◆ DIRECTIVE
Pull out every line below holding the word "around".
— Start of PROVIDED RECORDS —
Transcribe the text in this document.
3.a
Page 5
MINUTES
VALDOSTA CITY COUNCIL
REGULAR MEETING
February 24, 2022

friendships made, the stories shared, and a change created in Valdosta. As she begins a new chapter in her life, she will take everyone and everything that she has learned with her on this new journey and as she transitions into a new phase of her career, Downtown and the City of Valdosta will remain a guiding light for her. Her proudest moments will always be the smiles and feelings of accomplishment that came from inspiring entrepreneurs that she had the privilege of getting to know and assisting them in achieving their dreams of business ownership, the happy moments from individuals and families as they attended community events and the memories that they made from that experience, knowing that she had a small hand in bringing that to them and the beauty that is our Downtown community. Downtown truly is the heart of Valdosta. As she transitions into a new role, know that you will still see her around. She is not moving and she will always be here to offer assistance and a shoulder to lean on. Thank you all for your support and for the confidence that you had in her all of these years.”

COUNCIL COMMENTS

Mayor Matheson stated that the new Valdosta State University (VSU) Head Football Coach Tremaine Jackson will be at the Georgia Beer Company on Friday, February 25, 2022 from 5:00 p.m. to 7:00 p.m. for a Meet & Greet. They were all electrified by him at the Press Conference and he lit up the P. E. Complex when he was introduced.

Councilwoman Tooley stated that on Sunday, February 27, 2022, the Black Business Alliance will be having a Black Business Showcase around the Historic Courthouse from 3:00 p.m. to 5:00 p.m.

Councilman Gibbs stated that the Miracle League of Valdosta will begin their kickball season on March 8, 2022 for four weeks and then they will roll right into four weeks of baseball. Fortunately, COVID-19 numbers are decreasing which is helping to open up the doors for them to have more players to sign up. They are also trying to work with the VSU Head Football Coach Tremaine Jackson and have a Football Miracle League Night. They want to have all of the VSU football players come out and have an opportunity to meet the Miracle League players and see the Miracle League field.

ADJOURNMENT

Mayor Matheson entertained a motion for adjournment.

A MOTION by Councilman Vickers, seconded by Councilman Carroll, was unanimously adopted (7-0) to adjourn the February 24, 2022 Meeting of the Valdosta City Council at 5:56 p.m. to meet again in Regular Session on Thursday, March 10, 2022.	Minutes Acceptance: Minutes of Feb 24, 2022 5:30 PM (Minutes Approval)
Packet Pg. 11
— End of PROVIDED RECORDS —
◆ WRITTEN REPLY
friendships made, the stories shared, and a change created in Valdosta. As she begins a new chapter in her life, she will take everyone and everything that she has learned with her on this new journey and as she transitions into a new phase of her career, Downtown and the City of Valdosta will remain a guiding light for her. Her proudest moments will always be the smiles and feelings of accomplishment that came from inspiring entrepreneurs that she had the privilege of getting to know and assisting them in achieving their dreams of business ownership, the happy moments from individuals and families as they attended community events and the memories that they made from that experience, knowing that she had a small hand in bringing that to them and the beauty that is our Downtown community. Downtown truly is the heart of Valdosta. As she transitions into a new role, know that you will still see her around. She is not moving and she will always be here to offer assistance and a shoulder to lean on. Thank you all for your support and for the confidence that you had in her all of these years.”
Councilwoman Tooley stated that on Sunday, February 27, 2022, the Black Business Alliance will be having a Black Business Showcase around the Historic Courthouse from 3:00 p.m. to 5:00 p.m.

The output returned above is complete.